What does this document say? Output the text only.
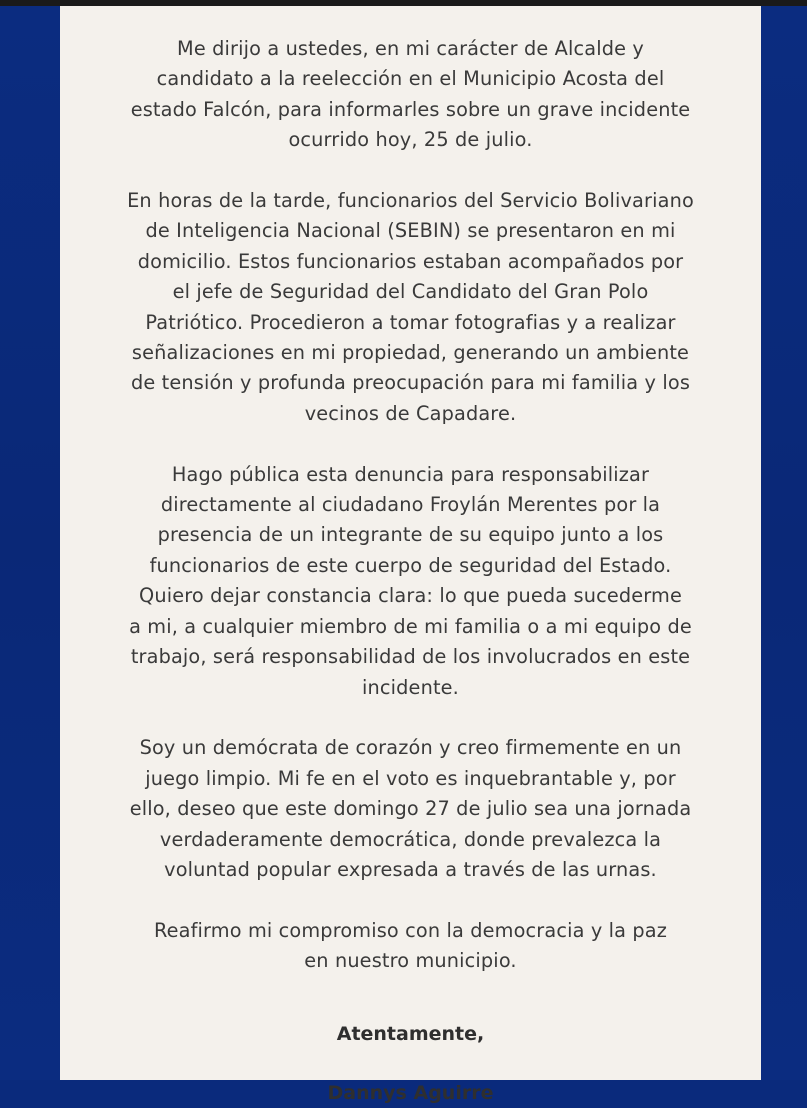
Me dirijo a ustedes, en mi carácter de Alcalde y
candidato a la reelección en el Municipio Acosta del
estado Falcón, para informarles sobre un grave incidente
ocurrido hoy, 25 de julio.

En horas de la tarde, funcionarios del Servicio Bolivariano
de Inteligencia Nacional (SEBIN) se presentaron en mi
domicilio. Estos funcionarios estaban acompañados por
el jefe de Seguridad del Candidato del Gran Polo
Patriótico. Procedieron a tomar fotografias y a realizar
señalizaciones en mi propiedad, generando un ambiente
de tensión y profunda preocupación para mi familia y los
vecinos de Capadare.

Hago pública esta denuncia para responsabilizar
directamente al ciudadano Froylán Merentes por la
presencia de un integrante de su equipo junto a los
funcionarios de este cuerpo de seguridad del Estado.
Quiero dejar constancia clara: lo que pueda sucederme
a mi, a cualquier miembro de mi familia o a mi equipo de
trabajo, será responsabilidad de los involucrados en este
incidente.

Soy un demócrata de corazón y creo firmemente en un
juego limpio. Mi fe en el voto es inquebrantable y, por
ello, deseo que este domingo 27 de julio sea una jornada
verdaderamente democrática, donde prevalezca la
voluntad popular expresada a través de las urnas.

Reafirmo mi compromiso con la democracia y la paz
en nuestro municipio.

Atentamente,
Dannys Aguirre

### [Instruction]
Gather each line in the data that holds the string "funcionarios".

### [Task answer]
En horas de la tarde, funcionarios del Servicio Bolivariano
domicilio. Estos funcionarios estaban acompañados por
funcionarios de este cuerpo de seguridad del Estado.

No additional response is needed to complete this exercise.